Stored entries:
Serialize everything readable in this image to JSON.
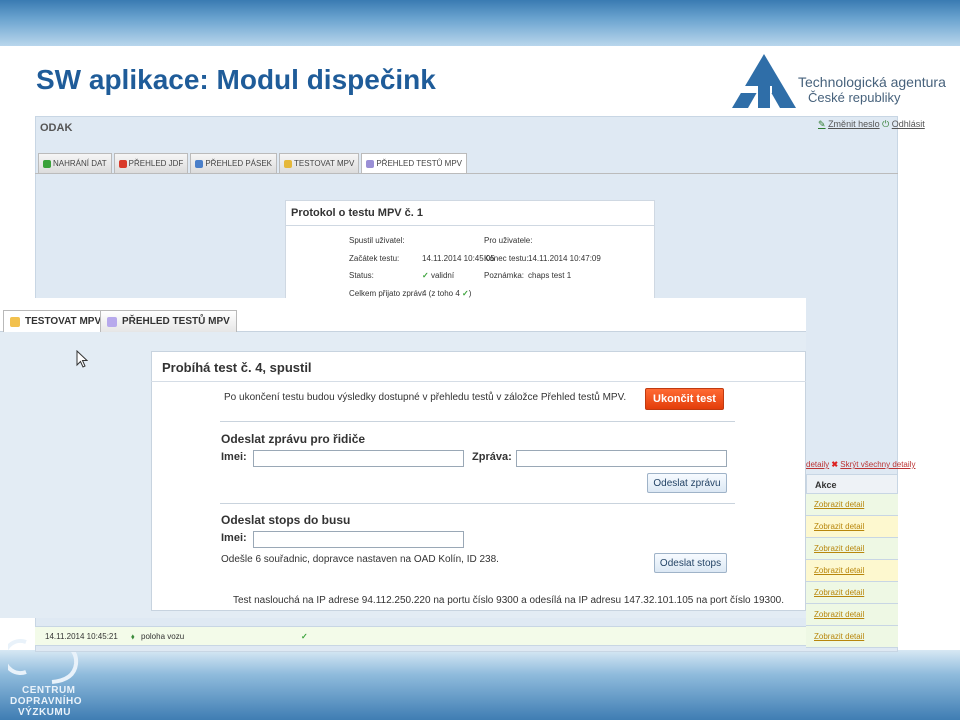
{
  "slide": {
    "title": "SW aplikace: Modul dispečink",
    "ta_logo": {
      "line1": "Technologická agentura",
      "line2": "České republiky"
    },
    "cdv_logo": {
      "line1": "CENTRUM",
      "line2": "DOPRAVNÍHO",
      "line3": "VÝZKUMU"
    }
  },
  "background_app": {
    "name": "ODAK",
    "links": [
      "Změnit heslo",
      "Odhlásit"
    ],
    "tabs": [
      {
        "label": "NAHRÁNÍ DAT",
        "color": "#3aa23a"
      },
      {
        "label": "PŘEHLED JDF",
        "color": "#d93a2a"
      },
      {
        "label": "PŘEHLED PÁSEK",
        "color": "#4a7fc9"
      },
      {
        "label": "TESTOVAT MPV",
        "color": "#e5b83a"
      },
      {
        "label": "PŘEHLED TESTŮ MPV",
        "color": "#9a8fd6"
      }
    ],
    "protocol": {
      "title": "Protokol o testu MPV č. 1",
      "rows": [
        {
          "label": "Spustil uživatel:",
          "value": "",
          "label2": "Pro uživatele:",
          "value2": ""
        },
        {
          "label": "Začátek testu:",
          "value": "14.11.2014 10:45:05",
          "label2": "Konec testu:",
          "value2": "14.11.2014 10:47:09"
        },
        {
          "label": "Status:",
          "value": "validní",
          "label2": "Poznámka:",
          "value2": "chaps test 1"
        },
        {
          "label": "Celkem přijato zpráv:",
          "value": "4 (z toho 4",
          "label2": "",
          "value2": ""
        }
      ]
    },
    "bar_links": [
      "detaily",
      "Skrýt všechny detaily"
    ],
    "akce_header": "Akce",
    "akce_link": "Zobrazit detail",
    "bottom_row": {
      "time": "14.11.2014 10:45:21",
      "label": "poloha vozu"
    }
  },
  "foreground": {
    "tabs": [
      {
        "label": "TESTOVAT MPV",
        "color": "#f2c14e"
      },
      {
        "label": "PŘEHLED TESTŮ MPV",
        "color": "#b7a9ec"
      }
    ],
    "panel_title": "Probíhá test č. 4, spustil",
    "info_text": "Po ukončení testu budou výsledky dostupné v přehledu testů v záložce Přehled testů MPV.",
    "end_button": "Ukončit test",
    "message_section": {
      "heading": "Odeslat zprávu pro řidiče",
      "imei_label": "Imei:",
      "imei_value": "",
      "message_label": "Zpráva:",
      "message_value": "",
      "send_button": "Odeslat zprávu"
    },
    "stops_section": {
      "heading": "Odeslat stops do busu",
      "imei_label": "Imei:",
      "imei_value": "",
      "info": "Odešle 6 souřadnic, dopravce nastaven na OAD Kolín, ID 238.",
      "send_button": "Odeslat stops"
    },
    "footer_text": "Test naslouchá na IP adrese 94.112.250.220 na portu číslo 9300 a odesílá na IP adresu 147.32.101.105 na port číslo 19300."
  }
}
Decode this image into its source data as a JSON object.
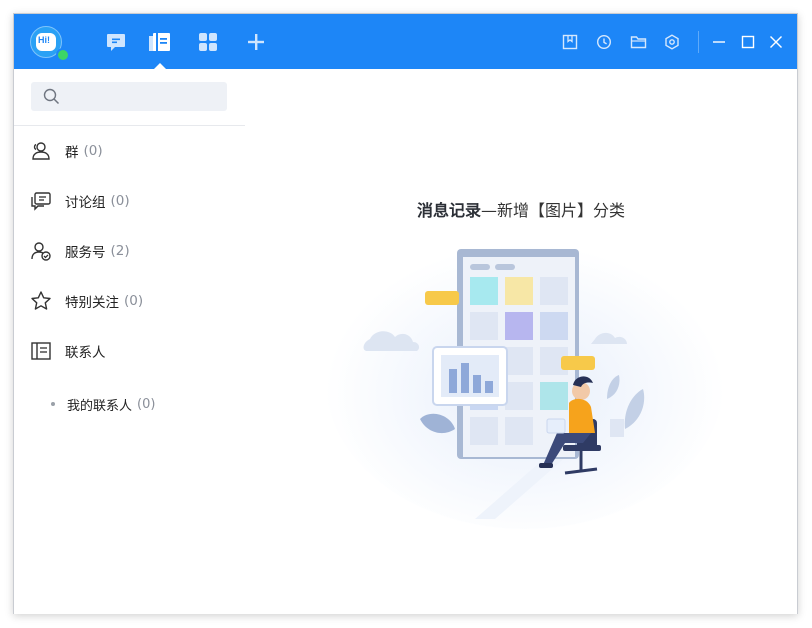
{
  "titlebar": {
    "avatar_text": "Hi!",
    "nav": [
      {
        "name": "messages",
        "icon": "chat-bubble-icon"
      },
      {
        "name": "contacts",
        "icon": "contacts-book-icon",
        "active": true
      },
      {
        "name": "apps",
        "icon": "grid-icon"
      },
      {
        "name": "add",
        "icon": "plus-icon"
      }
    ],
    "tools": [
      {
        "name": "notes",
        "icon": "bookmark-icon"
      },
      {
        "name": "history",
        "icon": "history-icon"
      },
      {
        "name": "files",
        "icon": "folder-icon"
      },
      {
        "name": "settings",
        "icon": "hexagon-settings-icon"
      }
    ],
    "window_controls": [
      "minimize-icon",
      "maximize-icon",
      "close-icon"
    ]
  },
  "search": {
    "value": "",
    "placeholder": ""
  },
  "sidebar": {
    "items": [
      {
        "label": "群",
        "count": "(0)",
        "icon": "group-icon"
      },
      {
        "label": "讨论组",
        "count": "(0)",
        "icon": "discussion-icon"
      },
      {
        "label": "服务号",
        "count": "(2)",
        "icon": "service-account-icon"
      },
      {
        "label": "特别关注",
        "count": "(0)",
        "icon": "star-icon"
      },
      {
        "label": "联系人",
        "count": "",
        "icon": "contacts-card-icon"
      }
    ],
    "sub_item": {
      "label": "我的联系人",
      "count": "(0)"
    }
  },
  "content": {
    "headline_bold": "消息记录",
    "headline_rest": "—新增【图片】分类"
  },
  "colors": {
    "accent": "#1d86f7",
    "online": "#3cd566",
    "figure_shirt": "#f6a31c"
  }
}
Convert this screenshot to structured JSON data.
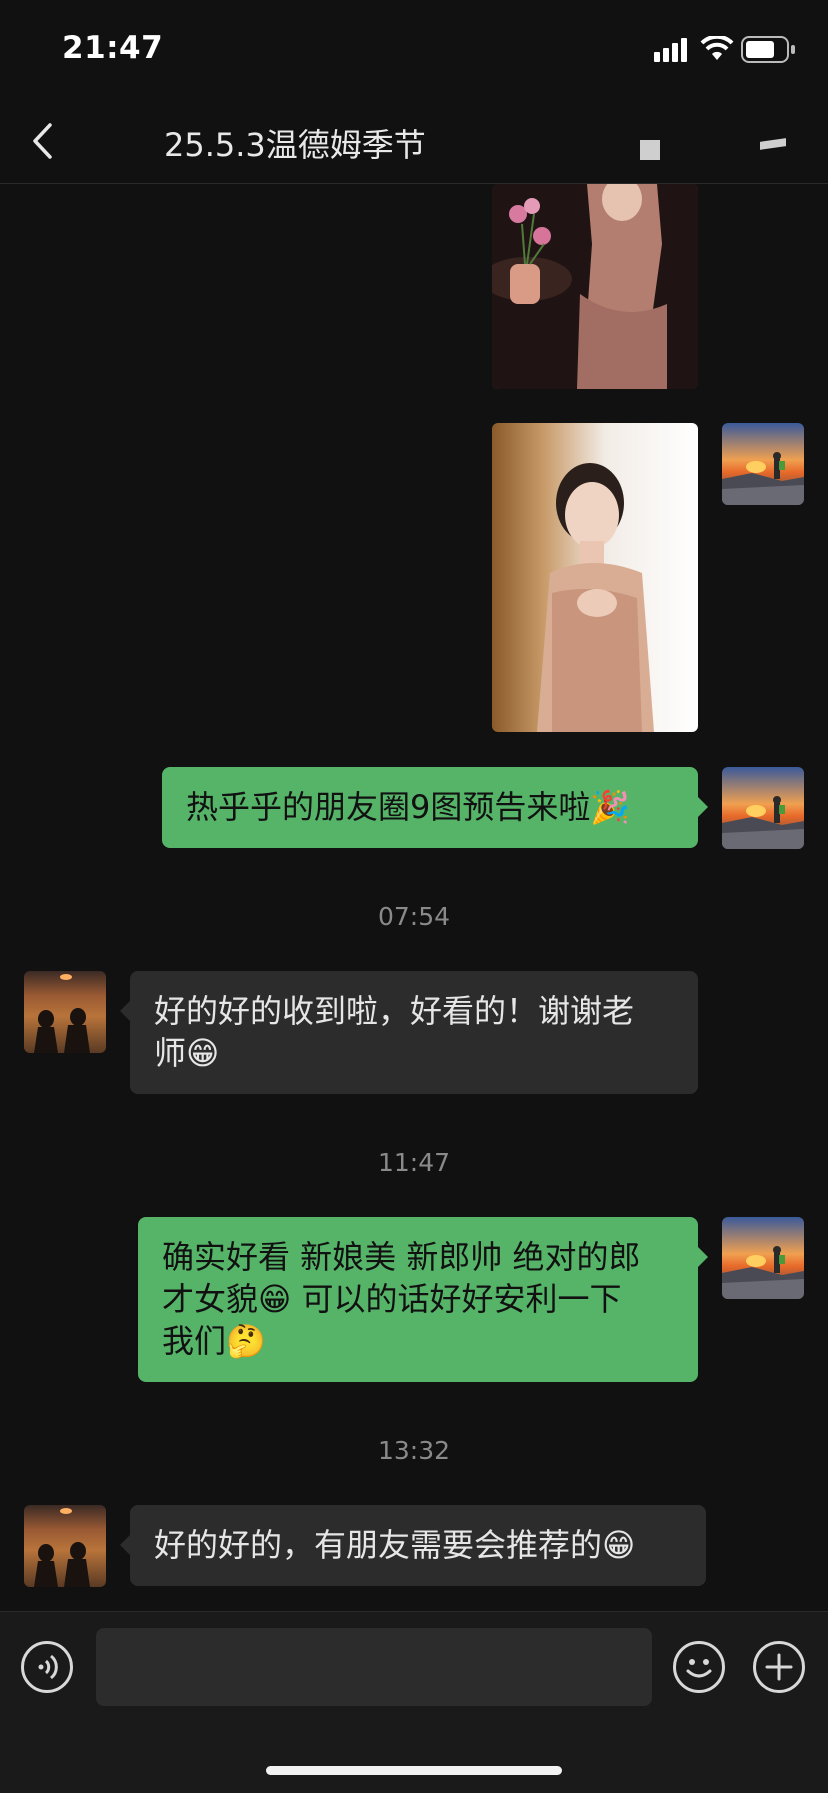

**To do**
Omit the pictures, then output the rest of the listing exactly.

**The answer**
Serialize everything readable in this image to JSON.
{
  "slide": {
    "title": "SW aplikace: Modul dispečink",
    "ta_logo": {
      "line1": "Technologická agentura",
      "line2": "České republiky"
    },
    "cdv_logo": {
      "line1": "CENTRUM",
      "line2": "DOPRAVNÍHO",
      "line3": "VÝZKUMU"
    }
  },
  "background_app": {
    "name": "ODAK",
    "links": [
      "Změnit heslo",
      "Odhlásit"
    ],
    "tabs": [
      {
        "label": "NAHRÁNÍ DAT",
        "color": "#3aa23a"
      },
      {
        "label": "PŘEHLED JDF",
        "color": "#d93a2a"
      },
      {
        "label": "PŘEHLED PÁSEK",
        "color": "#4a7fc9"
      },
      {
        "label": "TESTOVAT MPV",
        "color": "#e5b83a"
      },
      {
        "label": "PŘEHLED TESTŮ MPV",
        "color": "#9a8fd6"
      }
    ],
    "protocol": {
      "title": "Protokol o testu MPV č. 1",
      "rows": [
        {
          "label": "Spustil uživatel:",
          "value": "",
          "label2": "Pro uživatele:",
          "value2": ""
        },
        {
          "label": "Začátek testu:",
          "value": "14.11.2014 10:45:05",
          "label2": "Konec testu:",
          "value2": "14.11.2014 10:47:09"
        },
        {
          "label": "Status:",
          "value": "validní",
          "label2": "Poznámka:",
          "value2": "chaps test 1"
        },
        {
          "label": "Celkem přijato zpráv:",
          "value": "4 (z toho 4",
          "label2": "",
          "value2": ""
        }
      ]
    },
    "bar_links": [
      "detaily",
      "Skrýt všechny detaily"
    ],
    "akce_header": "Akce",
    "akce_link": "Zobrazit detail",
    "bottom_row": {
      "time": "14.11.2014 10:45:21",
      "label": "poloha vozu"
    }
  },
  "foreground": {
    "tabs": [
      {
        "label": "TESTOVAT MPV",
        "color": "#f2c14e"
      },
      {
        "label": "PŘEHLED TESTŮ MPV",
        "color": "#b7a9ec"
      }
    ],
    "panel_title": "Probíhá test č. 4, spustil",
    "info_text": "Po ukončení testu budou výsledky dostupné v přehledu testů v záložce Přehled testů MPV.",
    "end_button": "Ukončit test",
    "message_section": {
      "heading": "Odeslat zprávu pro řidiče",
      "imei_label": "Imei:",
      "imei_value": "",
      "message_label": "Zpráva:",
      "message_value": "",
      "send_button": "Odeslat zprávu"
    },
    "stops_section": {
      "heading": "Odeslat stops do busu",
      "imei_label": "Imei:",
      "imei_value": "",
      "info": "Odešle 6 souřadnic, dopravce nastaven na OAD Kolín, ID 238.",
      "send_button": "Odeslat stops"
    },
    "footer_text": "Test naslouchá na IP adrese 94.112.250.220 na portu číslo 9300 a odesílá na IP adresu 147.32.101.105 na port číslo 19300."
  }
}
Decode this image into its source data as a JSON object.
{
  "titlebar": {
    "avatar_text": "Hi!",
    "nav": [
      {
        "name": "messages",
        "icon": "chat-bubble-icon"
      },
      {
        "name": "contacts",
        "icon": "contacts-book-icon",
        "active": true
      },
      {
        "name": "apps",
        "icon": "grid-icon"
      },
      {
        "name": "add",
        "icon": "plus-icon"
      }
    ],
    "tools": [
      {
        "name": "notes",
        "icon": "bookmark-icon"
      },
      {
        "name": "history",
        "icon": "history-icon"
      },
      {
        "name": "files",
        "icon": "folder-icon"
      },
      {
        "name": "settings",
        "icon": "hexagon-settings-icon"
      }
    ],
    "window_controls": [
      "minimize-icon",
      "maximize-icon",
      "close-icon"
    ]
  },
  "search": {
    "value": "",
    "placeholder": ""
  },
  "sidebar": {
    "items": [
      {
        "label": "群",
        "count": "(0)",
        "icon": "group-icon"
      },
      {
        "label": "讨论组",
        "count": "(0)",
        "icon": "discussion-icon"
      },
      {
        "label": "服务号",
        "count": "(2)",
        "icon": "service-account-icon"
      },
      {
        "label": "特别关注",
        "count": "(0)",
        "icon": "star-icon"
      },
      {
        "label": "联系人",
        "count": "",
        "icon": "contacts-card-icon"
      }
    ],
    "sub_item": {
      "label": "我的联系人",
      "count": "(0)"
    }
  },
  "content": {
    "headline_bold": "消息记录",
    "headline_rest": "—新增【图片】分类"
  },
  "colors": {
    "accent": "#1d86f7",
    "online": "#3cd566",
    "figure_shirt": "#f6a31c"
  }
}
Convert this screenshot to structured JSON data.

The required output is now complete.